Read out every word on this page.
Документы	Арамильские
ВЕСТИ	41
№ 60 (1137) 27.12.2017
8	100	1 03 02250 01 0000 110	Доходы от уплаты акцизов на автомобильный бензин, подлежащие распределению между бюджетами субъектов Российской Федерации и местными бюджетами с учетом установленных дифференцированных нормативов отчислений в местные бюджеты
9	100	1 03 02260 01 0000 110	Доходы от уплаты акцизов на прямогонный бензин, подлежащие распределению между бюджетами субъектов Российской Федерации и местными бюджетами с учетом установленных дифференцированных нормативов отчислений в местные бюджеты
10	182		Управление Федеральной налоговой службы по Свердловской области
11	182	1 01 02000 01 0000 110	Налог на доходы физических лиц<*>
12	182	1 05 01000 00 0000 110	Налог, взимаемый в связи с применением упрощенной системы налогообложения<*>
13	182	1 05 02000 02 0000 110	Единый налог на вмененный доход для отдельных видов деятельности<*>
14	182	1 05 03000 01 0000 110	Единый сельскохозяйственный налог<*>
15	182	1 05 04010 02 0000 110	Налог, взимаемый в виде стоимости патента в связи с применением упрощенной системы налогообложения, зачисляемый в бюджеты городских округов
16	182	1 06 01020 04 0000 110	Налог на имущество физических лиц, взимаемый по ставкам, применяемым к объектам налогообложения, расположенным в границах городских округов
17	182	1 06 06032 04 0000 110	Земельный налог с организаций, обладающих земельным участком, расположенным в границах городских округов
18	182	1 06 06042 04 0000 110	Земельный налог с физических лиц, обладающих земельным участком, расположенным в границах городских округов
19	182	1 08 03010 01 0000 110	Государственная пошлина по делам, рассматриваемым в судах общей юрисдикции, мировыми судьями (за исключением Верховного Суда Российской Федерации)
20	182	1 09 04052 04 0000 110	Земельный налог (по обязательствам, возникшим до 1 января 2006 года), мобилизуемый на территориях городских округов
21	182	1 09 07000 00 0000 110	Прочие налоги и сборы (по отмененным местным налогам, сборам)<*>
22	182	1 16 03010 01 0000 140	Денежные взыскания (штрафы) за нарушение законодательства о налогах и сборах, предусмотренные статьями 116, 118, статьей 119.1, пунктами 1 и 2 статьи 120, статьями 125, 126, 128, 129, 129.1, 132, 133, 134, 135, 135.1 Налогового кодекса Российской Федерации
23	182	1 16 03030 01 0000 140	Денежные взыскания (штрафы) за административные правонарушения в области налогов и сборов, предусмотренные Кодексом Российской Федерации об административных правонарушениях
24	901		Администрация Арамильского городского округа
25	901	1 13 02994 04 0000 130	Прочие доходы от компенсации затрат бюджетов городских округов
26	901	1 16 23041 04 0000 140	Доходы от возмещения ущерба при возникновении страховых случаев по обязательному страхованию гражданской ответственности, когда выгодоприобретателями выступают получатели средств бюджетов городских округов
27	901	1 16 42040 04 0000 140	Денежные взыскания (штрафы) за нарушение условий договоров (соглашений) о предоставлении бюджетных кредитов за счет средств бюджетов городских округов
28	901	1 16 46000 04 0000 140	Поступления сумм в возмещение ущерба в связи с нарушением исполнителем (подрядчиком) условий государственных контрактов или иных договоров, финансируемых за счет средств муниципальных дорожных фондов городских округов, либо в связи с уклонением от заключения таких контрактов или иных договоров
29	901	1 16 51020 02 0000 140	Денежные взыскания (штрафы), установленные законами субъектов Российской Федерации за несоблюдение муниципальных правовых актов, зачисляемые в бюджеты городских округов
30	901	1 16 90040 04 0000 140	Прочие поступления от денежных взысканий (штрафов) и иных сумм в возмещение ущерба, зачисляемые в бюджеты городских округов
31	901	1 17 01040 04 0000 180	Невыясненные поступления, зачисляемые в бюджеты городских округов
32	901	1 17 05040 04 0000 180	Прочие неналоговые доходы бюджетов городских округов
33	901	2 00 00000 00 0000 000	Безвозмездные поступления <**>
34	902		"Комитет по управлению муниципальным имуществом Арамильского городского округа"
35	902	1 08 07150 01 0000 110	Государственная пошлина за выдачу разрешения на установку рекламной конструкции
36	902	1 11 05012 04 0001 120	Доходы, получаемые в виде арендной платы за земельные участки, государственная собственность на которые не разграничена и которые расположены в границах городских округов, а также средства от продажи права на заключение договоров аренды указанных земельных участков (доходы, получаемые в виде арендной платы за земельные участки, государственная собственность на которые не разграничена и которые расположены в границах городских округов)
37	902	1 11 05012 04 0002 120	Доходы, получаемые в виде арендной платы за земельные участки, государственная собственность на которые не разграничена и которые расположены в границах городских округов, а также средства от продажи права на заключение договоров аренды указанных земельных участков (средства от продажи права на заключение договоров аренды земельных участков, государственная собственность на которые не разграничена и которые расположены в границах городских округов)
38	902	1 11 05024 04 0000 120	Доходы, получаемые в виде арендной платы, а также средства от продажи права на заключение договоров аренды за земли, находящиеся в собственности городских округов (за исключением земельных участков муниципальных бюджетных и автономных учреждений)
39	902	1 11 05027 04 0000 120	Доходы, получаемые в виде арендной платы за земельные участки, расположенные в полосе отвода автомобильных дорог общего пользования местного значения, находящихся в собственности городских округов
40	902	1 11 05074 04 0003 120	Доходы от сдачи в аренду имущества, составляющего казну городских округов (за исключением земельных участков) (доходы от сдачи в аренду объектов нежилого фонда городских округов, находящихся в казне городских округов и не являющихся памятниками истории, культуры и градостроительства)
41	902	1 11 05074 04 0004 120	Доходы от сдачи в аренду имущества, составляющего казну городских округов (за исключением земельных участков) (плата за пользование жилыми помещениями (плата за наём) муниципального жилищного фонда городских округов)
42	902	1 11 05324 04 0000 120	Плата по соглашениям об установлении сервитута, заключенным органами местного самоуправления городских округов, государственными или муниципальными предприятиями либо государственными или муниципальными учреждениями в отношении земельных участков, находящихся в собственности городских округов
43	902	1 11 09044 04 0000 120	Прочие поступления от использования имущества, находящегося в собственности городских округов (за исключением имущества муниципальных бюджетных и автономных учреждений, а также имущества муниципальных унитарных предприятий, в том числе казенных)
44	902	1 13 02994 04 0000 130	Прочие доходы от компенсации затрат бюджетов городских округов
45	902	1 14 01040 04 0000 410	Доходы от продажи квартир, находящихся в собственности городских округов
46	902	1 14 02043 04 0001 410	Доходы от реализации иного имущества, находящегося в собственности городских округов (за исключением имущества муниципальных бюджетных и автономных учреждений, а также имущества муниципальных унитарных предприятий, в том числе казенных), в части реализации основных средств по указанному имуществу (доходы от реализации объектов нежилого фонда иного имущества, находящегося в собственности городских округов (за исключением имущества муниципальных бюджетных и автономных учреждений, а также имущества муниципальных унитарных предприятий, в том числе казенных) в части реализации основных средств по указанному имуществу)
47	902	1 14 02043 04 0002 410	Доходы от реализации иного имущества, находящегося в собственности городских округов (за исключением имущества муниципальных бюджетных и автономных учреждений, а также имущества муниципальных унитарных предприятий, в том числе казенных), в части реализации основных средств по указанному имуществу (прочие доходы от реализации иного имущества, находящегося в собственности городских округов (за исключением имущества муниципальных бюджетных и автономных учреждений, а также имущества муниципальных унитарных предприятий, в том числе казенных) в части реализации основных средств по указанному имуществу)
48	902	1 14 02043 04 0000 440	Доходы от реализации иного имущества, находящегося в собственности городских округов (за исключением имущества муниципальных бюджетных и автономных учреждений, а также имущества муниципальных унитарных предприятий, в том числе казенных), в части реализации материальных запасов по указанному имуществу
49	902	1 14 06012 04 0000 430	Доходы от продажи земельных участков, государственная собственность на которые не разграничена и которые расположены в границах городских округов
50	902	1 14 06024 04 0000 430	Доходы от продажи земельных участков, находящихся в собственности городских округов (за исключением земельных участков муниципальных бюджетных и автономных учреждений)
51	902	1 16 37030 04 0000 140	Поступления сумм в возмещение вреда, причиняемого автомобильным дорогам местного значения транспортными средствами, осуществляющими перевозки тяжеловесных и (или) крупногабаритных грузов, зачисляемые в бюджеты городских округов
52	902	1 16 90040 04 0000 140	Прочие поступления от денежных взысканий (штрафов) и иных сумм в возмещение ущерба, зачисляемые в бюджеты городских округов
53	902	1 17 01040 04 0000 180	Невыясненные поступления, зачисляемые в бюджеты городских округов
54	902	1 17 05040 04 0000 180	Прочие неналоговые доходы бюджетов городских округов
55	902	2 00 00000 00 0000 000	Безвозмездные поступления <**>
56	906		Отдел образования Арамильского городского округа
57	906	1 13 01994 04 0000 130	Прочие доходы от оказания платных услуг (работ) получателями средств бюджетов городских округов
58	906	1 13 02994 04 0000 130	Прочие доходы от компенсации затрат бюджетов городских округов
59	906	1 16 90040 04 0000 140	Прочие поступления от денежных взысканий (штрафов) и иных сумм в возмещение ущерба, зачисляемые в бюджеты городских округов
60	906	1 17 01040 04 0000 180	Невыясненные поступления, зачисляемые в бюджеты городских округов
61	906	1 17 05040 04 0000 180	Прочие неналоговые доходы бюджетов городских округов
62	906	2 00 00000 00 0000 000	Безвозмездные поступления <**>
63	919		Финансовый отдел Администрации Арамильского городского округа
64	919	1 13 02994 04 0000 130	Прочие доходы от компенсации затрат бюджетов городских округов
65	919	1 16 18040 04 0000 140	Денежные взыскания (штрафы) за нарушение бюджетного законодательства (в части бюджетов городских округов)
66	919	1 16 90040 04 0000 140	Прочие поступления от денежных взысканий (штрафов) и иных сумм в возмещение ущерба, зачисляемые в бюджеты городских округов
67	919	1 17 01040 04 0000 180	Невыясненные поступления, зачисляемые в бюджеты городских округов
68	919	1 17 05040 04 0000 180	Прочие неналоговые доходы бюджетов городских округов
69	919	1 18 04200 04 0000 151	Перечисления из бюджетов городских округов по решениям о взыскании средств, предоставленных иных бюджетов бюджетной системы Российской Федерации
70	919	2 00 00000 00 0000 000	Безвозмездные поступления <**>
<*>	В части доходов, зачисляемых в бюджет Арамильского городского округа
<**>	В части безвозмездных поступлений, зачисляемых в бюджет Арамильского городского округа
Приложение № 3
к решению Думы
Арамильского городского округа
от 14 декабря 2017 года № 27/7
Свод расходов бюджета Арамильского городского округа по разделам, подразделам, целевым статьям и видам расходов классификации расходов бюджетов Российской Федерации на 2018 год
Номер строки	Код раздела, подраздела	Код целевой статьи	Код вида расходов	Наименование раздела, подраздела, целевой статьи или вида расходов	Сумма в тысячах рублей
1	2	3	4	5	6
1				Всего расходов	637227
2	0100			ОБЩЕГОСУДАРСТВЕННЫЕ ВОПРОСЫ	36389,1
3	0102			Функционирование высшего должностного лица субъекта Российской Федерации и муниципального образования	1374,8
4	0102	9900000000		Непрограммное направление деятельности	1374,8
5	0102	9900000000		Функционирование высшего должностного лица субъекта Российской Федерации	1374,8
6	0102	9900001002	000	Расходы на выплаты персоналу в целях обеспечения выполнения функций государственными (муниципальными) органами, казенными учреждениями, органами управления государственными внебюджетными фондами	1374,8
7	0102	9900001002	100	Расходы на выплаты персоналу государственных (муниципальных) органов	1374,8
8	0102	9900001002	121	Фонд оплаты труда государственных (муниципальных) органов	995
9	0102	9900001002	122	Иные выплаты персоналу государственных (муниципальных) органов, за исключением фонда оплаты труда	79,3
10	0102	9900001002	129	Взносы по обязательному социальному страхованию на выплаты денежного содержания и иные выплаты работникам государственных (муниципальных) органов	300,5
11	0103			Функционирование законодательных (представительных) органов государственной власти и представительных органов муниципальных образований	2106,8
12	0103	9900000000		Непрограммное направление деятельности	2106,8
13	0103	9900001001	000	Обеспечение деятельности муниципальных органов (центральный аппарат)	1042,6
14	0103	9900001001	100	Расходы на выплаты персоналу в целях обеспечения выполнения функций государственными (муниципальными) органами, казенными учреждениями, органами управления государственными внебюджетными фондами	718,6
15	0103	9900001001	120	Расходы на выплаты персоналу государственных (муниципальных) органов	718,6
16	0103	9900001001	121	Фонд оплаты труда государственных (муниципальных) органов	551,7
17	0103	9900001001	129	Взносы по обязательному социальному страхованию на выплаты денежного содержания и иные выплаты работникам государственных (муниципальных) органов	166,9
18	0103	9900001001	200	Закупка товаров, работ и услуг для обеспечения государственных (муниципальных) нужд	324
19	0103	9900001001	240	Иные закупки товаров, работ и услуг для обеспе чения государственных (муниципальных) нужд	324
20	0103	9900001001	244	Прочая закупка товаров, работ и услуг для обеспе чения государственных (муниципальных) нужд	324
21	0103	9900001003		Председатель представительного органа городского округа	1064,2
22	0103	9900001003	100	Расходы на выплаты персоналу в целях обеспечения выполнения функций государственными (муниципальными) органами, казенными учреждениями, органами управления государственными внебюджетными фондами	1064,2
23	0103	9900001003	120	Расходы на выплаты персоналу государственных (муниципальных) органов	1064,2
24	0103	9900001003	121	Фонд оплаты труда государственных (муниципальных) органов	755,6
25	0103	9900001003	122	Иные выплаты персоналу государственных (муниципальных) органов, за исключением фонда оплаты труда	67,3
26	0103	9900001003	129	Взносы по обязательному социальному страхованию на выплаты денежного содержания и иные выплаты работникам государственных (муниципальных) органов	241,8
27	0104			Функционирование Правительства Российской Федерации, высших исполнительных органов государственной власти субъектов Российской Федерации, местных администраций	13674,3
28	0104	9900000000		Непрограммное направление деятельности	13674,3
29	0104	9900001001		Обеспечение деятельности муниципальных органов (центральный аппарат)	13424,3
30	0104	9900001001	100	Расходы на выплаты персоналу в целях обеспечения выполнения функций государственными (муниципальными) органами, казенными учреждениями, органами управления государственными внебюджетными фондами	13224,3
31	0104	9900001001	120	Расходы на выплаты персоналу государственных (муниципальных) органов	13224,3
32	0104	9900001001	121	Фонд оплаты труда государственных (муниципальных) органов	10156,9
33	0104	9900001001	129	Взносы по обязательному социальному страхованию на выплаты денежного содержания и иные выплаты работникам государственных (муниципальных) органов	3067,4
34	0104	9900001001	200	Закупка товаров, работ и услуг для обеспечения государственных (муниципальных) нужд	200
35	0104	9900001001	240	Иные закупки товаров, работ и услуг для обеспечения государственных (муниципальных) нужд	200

...

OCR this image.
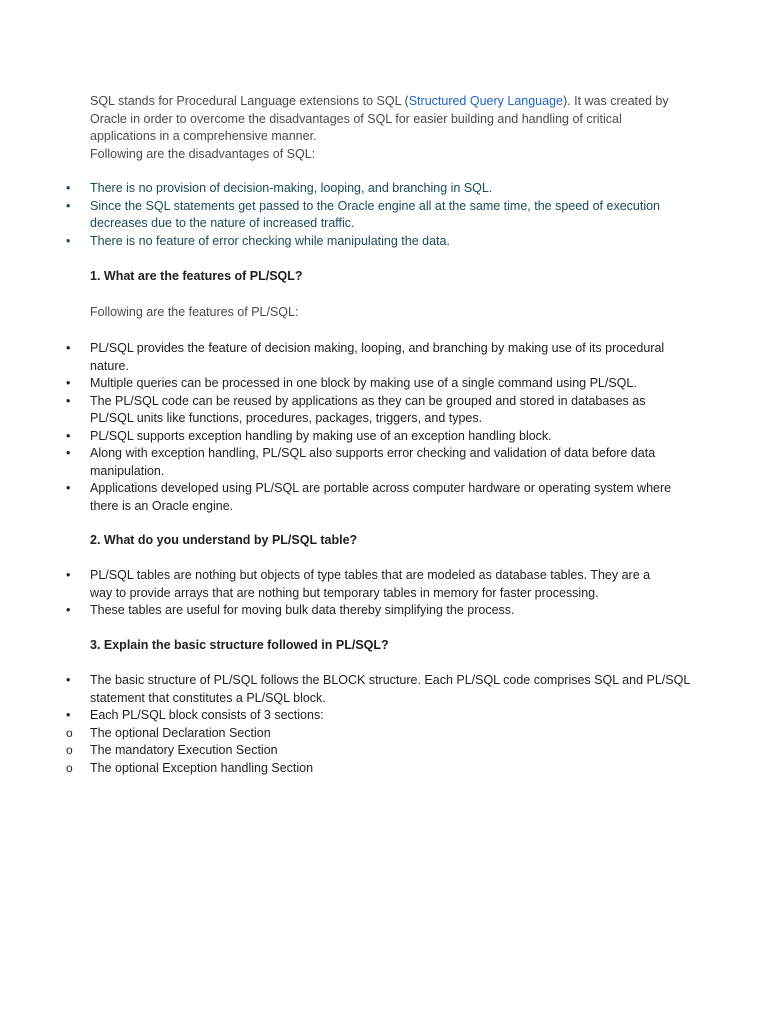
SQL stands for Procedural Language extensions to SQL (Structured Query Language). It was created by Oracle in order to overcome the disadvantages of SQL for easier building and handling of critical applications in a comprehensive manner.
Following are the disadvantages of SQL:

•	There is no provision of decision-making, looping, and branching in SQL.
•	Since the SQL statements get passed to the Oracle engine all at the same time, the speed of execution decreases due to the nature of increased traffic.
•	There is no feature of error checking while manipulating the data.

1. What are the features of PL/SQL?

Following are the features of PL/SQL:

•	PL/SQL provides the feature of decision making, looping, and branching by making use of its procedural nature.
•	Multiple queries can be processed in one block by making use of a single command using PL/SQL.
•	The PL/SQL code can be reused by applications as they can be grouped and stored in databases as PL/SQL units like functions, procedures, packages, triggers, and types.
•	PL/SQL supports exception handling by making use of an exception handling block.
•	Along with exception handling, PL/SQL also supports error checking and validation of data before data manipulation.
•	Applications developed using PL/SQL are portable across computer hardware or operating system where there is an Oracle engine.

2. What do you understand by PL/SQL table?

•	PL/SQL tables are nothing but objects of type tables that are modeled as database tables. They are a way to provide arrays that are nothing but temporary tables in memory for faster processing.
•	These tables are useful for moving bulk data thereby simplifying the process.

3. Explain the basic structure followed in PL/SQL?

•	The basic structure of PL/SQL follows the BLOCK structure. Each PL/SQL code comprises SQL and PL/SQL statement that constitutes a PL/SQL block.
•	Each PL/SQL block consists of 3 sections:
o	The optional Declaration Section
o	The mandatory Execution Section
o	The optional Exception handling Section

Exercise task: In the records above, collect each line with "basic".

Worked solution:
3. Explain the basic structure followed in PL/SQL?
•	The basic structure of PL/SQL follows the BLOCK structure. Each PL/SQL code comprises SQL and PL/SQL statement that constitutes a PL/SQL block.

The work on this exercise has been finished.